* **PROBLEM STATEMENT**:
Only a number is wanted: how many lines in these records contain the word "Firoj"?

* **INPUT ROWS**:
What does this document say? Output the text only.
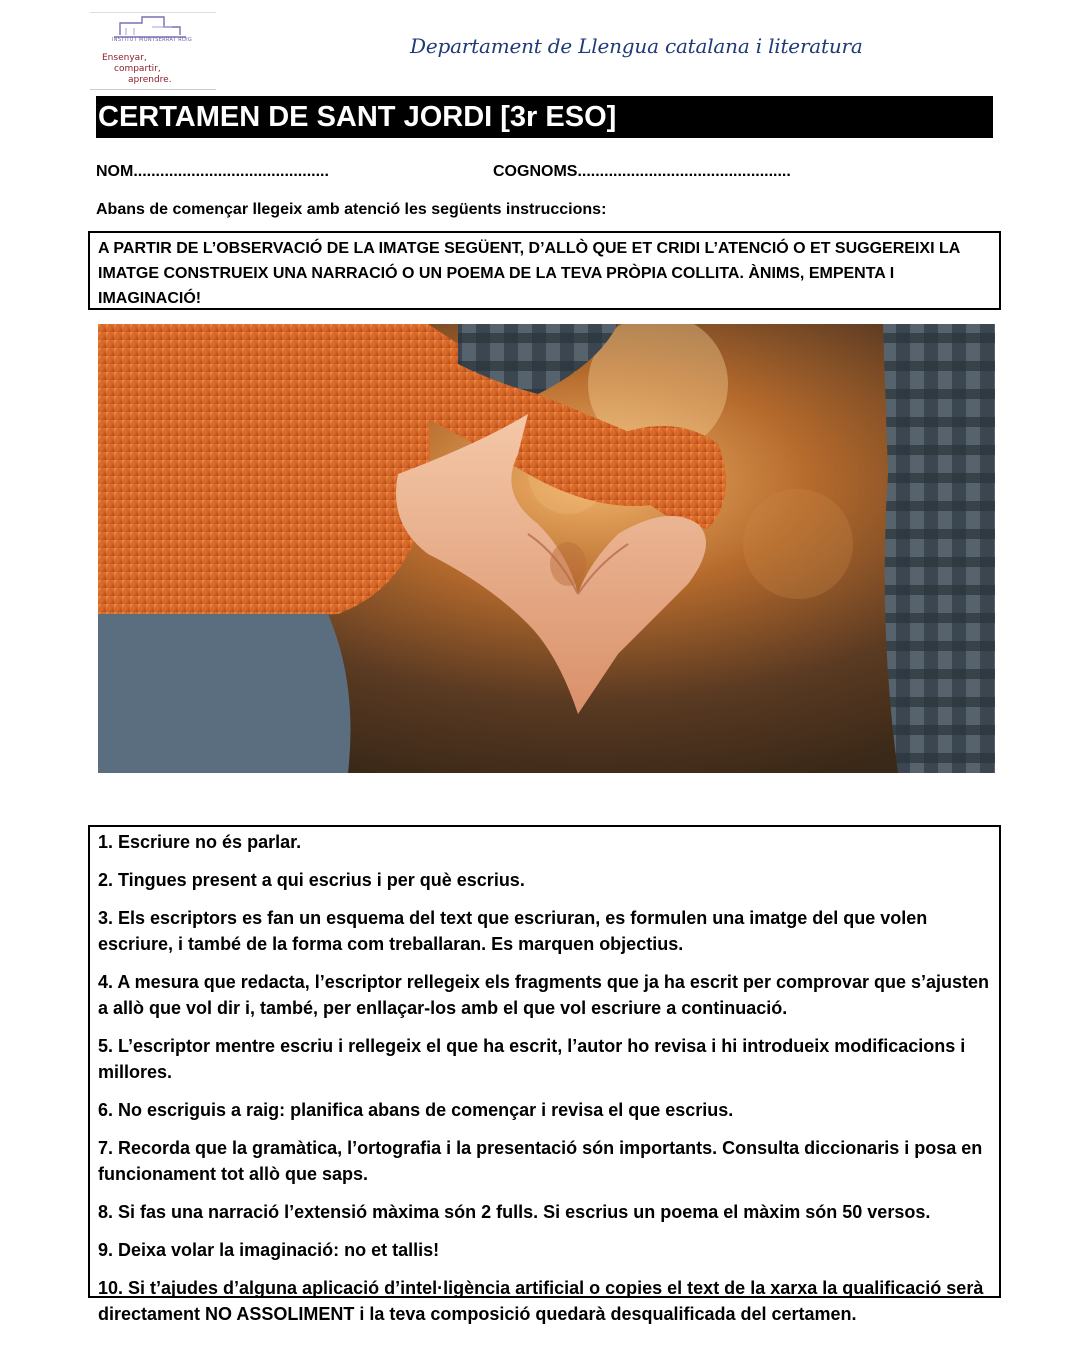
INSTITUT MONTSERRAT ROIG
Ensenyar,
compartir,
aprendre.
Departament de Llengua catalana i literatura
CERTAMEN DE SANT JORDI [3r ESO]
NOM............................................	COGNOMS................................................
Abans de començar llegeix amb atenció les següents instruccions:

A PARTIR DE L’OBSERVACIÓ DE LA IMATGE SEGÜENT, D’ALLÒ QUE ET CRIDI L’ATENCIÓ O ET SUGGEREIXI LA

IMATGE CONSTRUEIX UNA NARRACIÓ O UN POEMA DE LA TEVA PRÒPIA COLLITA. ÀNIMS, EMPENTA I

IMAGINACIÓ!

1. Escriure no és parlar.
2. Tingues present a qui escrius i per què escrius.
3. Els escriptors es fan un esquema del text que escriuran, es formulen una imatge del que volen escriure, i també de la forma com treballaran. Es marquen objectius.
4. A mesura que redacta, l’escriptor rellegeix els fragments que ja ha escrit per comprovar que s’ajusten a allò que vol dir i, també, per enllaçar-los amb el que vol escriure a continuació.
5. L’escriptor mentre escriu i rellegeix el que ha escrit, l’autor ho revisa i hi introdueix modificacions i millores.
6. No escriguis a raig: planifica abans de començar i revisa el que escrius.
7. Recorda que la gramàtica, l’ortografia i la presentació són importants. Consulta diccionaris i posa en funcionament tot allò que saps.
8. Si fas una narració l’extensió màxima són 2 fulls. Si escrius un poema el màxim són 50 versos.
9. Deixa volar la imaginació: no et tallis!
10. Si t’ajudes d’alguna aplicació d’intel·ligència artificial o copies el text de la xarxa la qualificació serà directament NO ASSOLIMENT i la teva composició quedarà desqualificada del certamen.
...
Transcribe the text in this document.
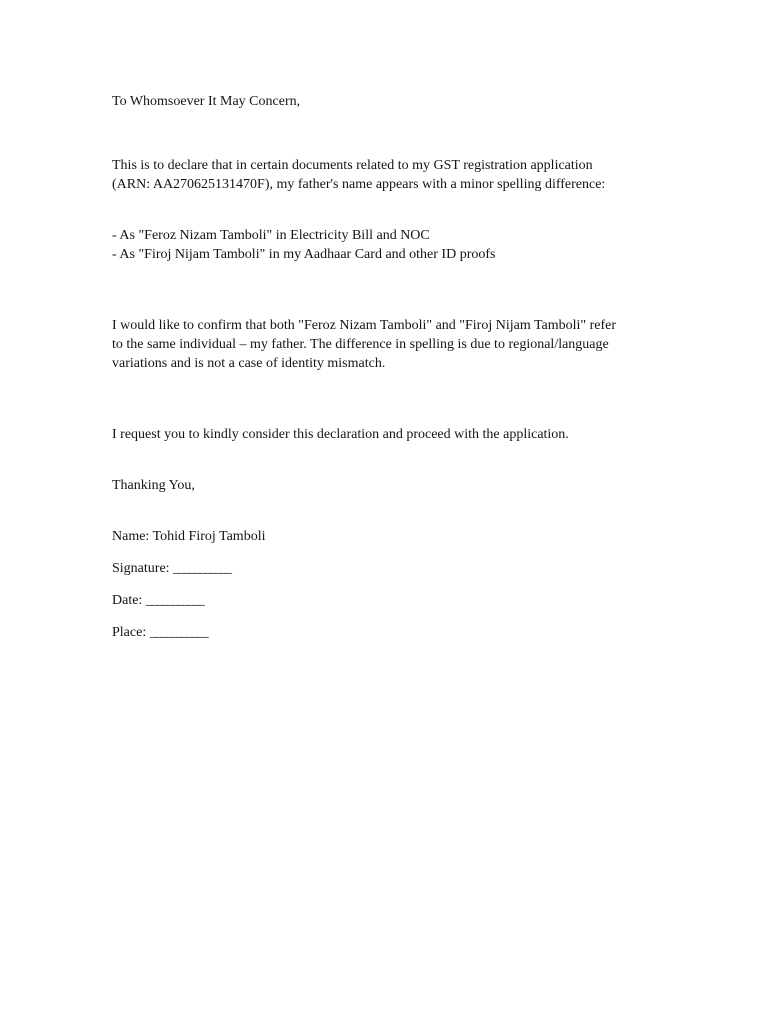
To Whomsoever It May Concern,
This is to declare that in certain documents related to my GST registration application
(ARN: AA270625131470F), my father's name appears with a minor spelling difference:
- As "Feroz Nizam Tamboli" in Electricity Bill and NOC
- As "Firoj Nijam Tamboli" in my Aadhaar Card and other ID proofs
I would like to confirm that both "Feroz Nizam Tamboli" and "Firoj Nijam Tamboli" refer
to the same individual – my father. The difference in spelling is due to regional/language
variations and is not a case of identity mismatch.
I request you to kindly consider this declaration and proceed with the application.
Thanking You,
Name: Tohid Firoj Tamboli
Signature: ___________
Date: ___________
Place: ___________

* **EXPECTED ANSWER**:
3